▸ SET PROBLEM: Transcribe all of the material below word for word and leave out its pictures.

---

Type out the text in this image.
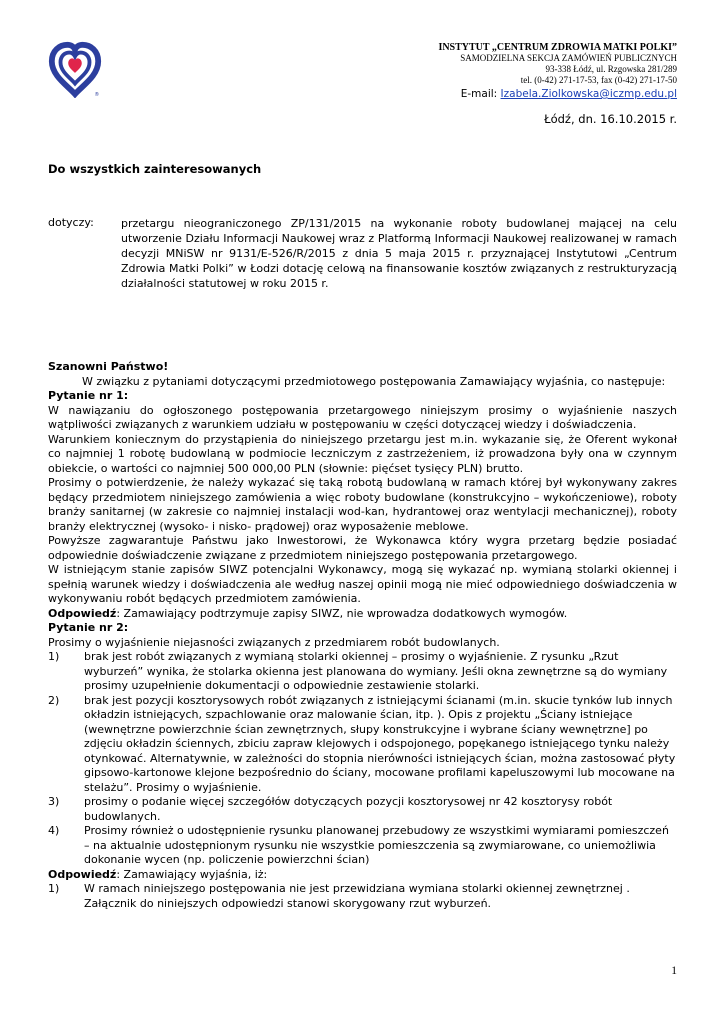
®
INSTYTUT „CENTRUM ZDROWIA MATKI POLKI”
SAMODZIELNA SEKCJA ZAMÓWIEŃ PUBLICZNYCH
93-338 Łódź, ul. Rzgowska 281/289
tel. (0-42) 271-17-53, fax (0-42) 271-17-50
E-mail: Izabela.Ziolkowska@iczmp.edu.pl
Łódź, dn. 16.10.2015 r.
Do wszystkich zainteresowanych
dotyczy: przetargu nieograniczonego ZP/131/2015 na wykonanie roboty budowlanej mającej na celu utworzenie Działu Informacji Naukowej wraz z Platformą Informacji Naukowej realizowanej w ramach decyzji MNiSW nr 9131/E-526/R/2015 z dnia 5 maja 2015 r. przyznającej Instytutowi „Centrum Zdrowia Matki Polki” w Łodzi dotację celową na finansowanie kosztów związanych z restrukturyzacją działalności statutowej w roku 2015 r.

Szanowni Państwo!

W związku z pytaniami dotyczącymi przedmiotowego postępowania Zamawiający wyjaśnia, co następuje:

Pytanie nr 1:

W nawiązaniu do ogłoszonego postępowania przetargowego niniejszym prosimy o wyjaśnienie naszych wątpliwości związanych z warunkiem udziału w postępowaniu w części dotyczącej wiedzy i doświadczenia.

Warunkiem koniecznym do przystąpienia do niniejszego przetargu jest m.in. wykazanie się, że Oferent wykonał co najmniej 1 robotę budowlaną w podmiocie leczniczym z zastrzeżeniem, iż prowadzona były ona w czynnym obiekcie, o wartości co najmniej 500 000,00 PLN (słownie: pięćset tysięcy PLN) brutto.

Prosimy o potwierdzenie, że należy wykazać się taką robotą budowlaną w ramach której był wykonywany zakres będący przedmiotem niniejszego zamówienia a więc roboty budowlane (konstrukcyjno – wykończeniowe), roboty branży sanitarnej (w zakresie co najmniej instalacji wod-kan, hydrantowej oraz wentylacji mechanicznej), roboty branży elektrycznej (wysoko- i nisko- prądowej) oraz wyposażenie meblowe.

Powyższe zagwarantuje Państwu jako Inwestorowi, że Wykonawca który wygra przetarg będzie posiadać odpowiednie doświadczenie związane z przedmiotem niniejszego postępowania przetargowego.

W istniejącym stanie zapisów SIWZ potencjalni Wykonawcy, mogą się wykazać np. wymianą stolarki okiennej i spełnią warunek wiedzy i doświadczenia ale według naszej opinii mogą nie mieć odpowiedniego doświadczenia w wykonywaniu robót będących przedmiotem zamówienia.

Odpowiedź: Zamawiający podtrzymuje zapisy SIWZ, nie wprowadza dodatkowych wymogów.

Pytanie nr 2:

Prosimy o wyjaśnienie niejasności związanych z przedmiarem robót budowlanych.

1)	brak jest robót związanych z wymianą stolarki okiennej – prosimy o wyjaśnienie. Z rysunku „Rzut wyburzeń” wynika, że stolarka okienna jest planowana do wymiany. Jeśli okna zewnętrzne są do wymiany prosimy uzupełnienie dokumentacji o odpowiednie zestawienie stolarki.
2)	brak jest pozycji kosztorysowych robót związanych z istniejącymi ścianami (m.in. skucie tynków lub innych okładzin istniejących, szpachlowanie oraz malowanie ścian, itp. ). Opis z projektu „Ściany istniejące (wewnętrzne powierzchnie ścian zewnętrznych, słupy konstrukcyjne i wybrane ściany wewnętrzne] po zdjęciu okładzin ściennych, zbiciu zapraw klejowych i odspojonego, popękanego istniejącego tynku należy otynkować. Alternatywnie, w zależności do stopnia nierówności istniejących ścian, można zastosować płyty gipsowo-kartonowe klejone bezpośrednio do ściany, mocowane profilami kapeluszowymi lub mocowane na stelażu”. Prosimy o wyjaśnienie.
3)	prosimy o podanie więcej szczegółów dotyczących pozycji kosztorysowej nr 42 kosztorysy robót budowlanych.
4)	Prosimy również o udostępnienie rysunku planowanej przebudowy ze wszystkimi wymiarami pomieszczeń – na aktualnie udostępnionym rysunku nie wszystkie pomieszczenia są zwymiarowane, co uniemożliwia dokonanie wycen (np. policzenie powierzchni ścian)

Odpowiedź: Zamawiający wyjaśnia, iż:

1)	W ramach niniejszego postępowania nie jest przewidziana wymiana stolarki okiennej zewnętrznej . Załącznik do niniejszych odpowiedzi stanowi skorygowany rzut wyburzeń.
1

---

▸ FINAL ANSWER:
Type out the text in this image.
®
INSTYTUT „CENTRUM ZDROWIA MATKI POLKI”
SAMODZIELNA SEKCJA ZAMÓWIEŃ PUBLICZNYCH
93-338 Łódź, ul. Rzgowska 281/289
tel. (0-42) 271-17-53, fax (0-42) 271-17-50
E-mail: Izabela.Ziolkowska@iczmp.edu.pl
Łódź, dn. 16.10.2015 r.
Do wszystkich zainteresowanych
dotyczy: przetargu nieograniczonego ZP/131/2015 na wykonanie roboty budowlanej mającej na celu utworzenie Działu Informacji Naukowej wraz z Platformą Informacji Naukowej realizowanej w ramach decyzji MNiSW nr 9131/E-526/R/2015 z dnia 5 maja 2015 r. przyznającej Instytutowi „Centrum Zdrowia Matki Polki” w Łodzi dotację celową na finansowanie kosztów związanych z restrukturyzacją działalności statutowej w roku 2015 r.

Szanowni Państwo!

W związku z pytaniami dotyczącymi przedmiotowego postępowania Zamawiający wyjaśnia, co następuje:

Pytanie nr 1:

W nawiązaniu do ogłoszonego postępowania przetargowego niniejszym prosimy o wyjaśnienie naszych wątpliwości związanych z warunkiem udziału w postępowaniu w części dotyczącej wiedzy i doświadczenia.

Warunkiem koniecznym do przystąpienia do niniejszego przetargu jest m.in. wykazanie się, że Oferent wykonał co najmniej 1 robotę budowlaną w podmiocie leczniczym z zastrzeżeniem, iż prowadzona były ona w czynnym obiekcie, o wartości co najmniej 500 000,00 PLN (słownie: pięćset tysięcy PLN) brutto.

Prosimy o potwierdzenie, że należy wykazać się taką robotą budowlaną w ramach której był wykonywany zakres będący przedmiotem niniejszego zamówienia a więc roboty budowlane (konstrukcyjno – wykończeniowe), roboty branży sanitarnej (w zakresie co najmniej instalacji wod-kan, hydrantowej oraz wentylacji mechanicznej), roboty branży elektrycznej (wysoko- i nisko- prądowej) oraz wyposażenie meblowe.

Powyższe zagwarantuje Państwu jako Inwestorowi, że Wykonawca który wygra przetarg będzie posiadać odpowiednie doświadczenie związane z przedmiotem niniejszego postępowania przetargowego.

W istniejącym stanie zapisów SIWZ potencjalni Wykonawcy, mogą się wykazać np. wymianą stolarki okiennej i spełnią warunek wiedzy i doświadczenia ale według naszej opinii mogą nie mieć odpowiedniego doświadczenia w wykonywaniu robót będących przedmiotem zamówienia.

Odpowiedź: Zamawiający podtrzymuje zapisy SIWZ, nie wprowadza dodatkowych wymogów.

Pytanie nr 2:

Prosimy o wyjaśnienie niejasności związanych z przedmiarem robót budowlanych.

1)	brak jest robót związanych z wymianą stolarki okiennej – prosimy o wyjaśnienie. Z rysunku „Rzut wyburzeń” wynika, że stolarka okienna jest planowana do wymiany. Jeśli okna zewnętrzne są do wymiany prosimy uzupełnienie dokumentacji o odpowiednie zestawienie stolarki.
2)	brak jest pozycji kosztorysowych robót związanych z istniejącymi ścianami (m.in. skucie tynków lub innych okładzin istniejących, szpachlowanie oraz malowanie ścian, itp. ). Opis z projektu „Ściany istniejące (wewnętrzne powierzchnie ścian zewnętrznych, słupy konstrukcyjne i wybrane ściany wewnętrzne] po zdjęciu okładzin ściennych, zbiciu zapraw klejowych i odspojonego, popękanego istniejącego tynku należy otynkować. Alternatywnie, w zależności do stopnia nierówności istniejących ścian, można zastosować płyty gipsowo-kartonowe klejone bezpośrednio do ściany, mocowane profilami kapeluszowymi lub mocowane na stelażu”. Prosimy o wyjaśnienie.
3)	prosimy o podanie więcej szczegółów dotyczących pozycji kosztorysowej nr 42 kosztorysy robót budowlanych.
4)	Prosimy również o udostępnienie rysunku planowanej przebudowy ze wszystkimi wymiarami pomieszczeń – na aktualnie udostępnionym rysunku nie wszystkie pomieszczenia są zwymiarowane, co uniemożliwia dokonanie wycen (np. policzenie powierzchni ścian)

Odpowiedź: Zamawiający wyjaśnia, iż:

1)	W ramach niniejszego postępowania nie jest przewidziana wymiana stolarki okiennej zewnętrznej . Załącznik do niniejszych odpowiedzi stanowi skorygowany rzut wyburzeń.
1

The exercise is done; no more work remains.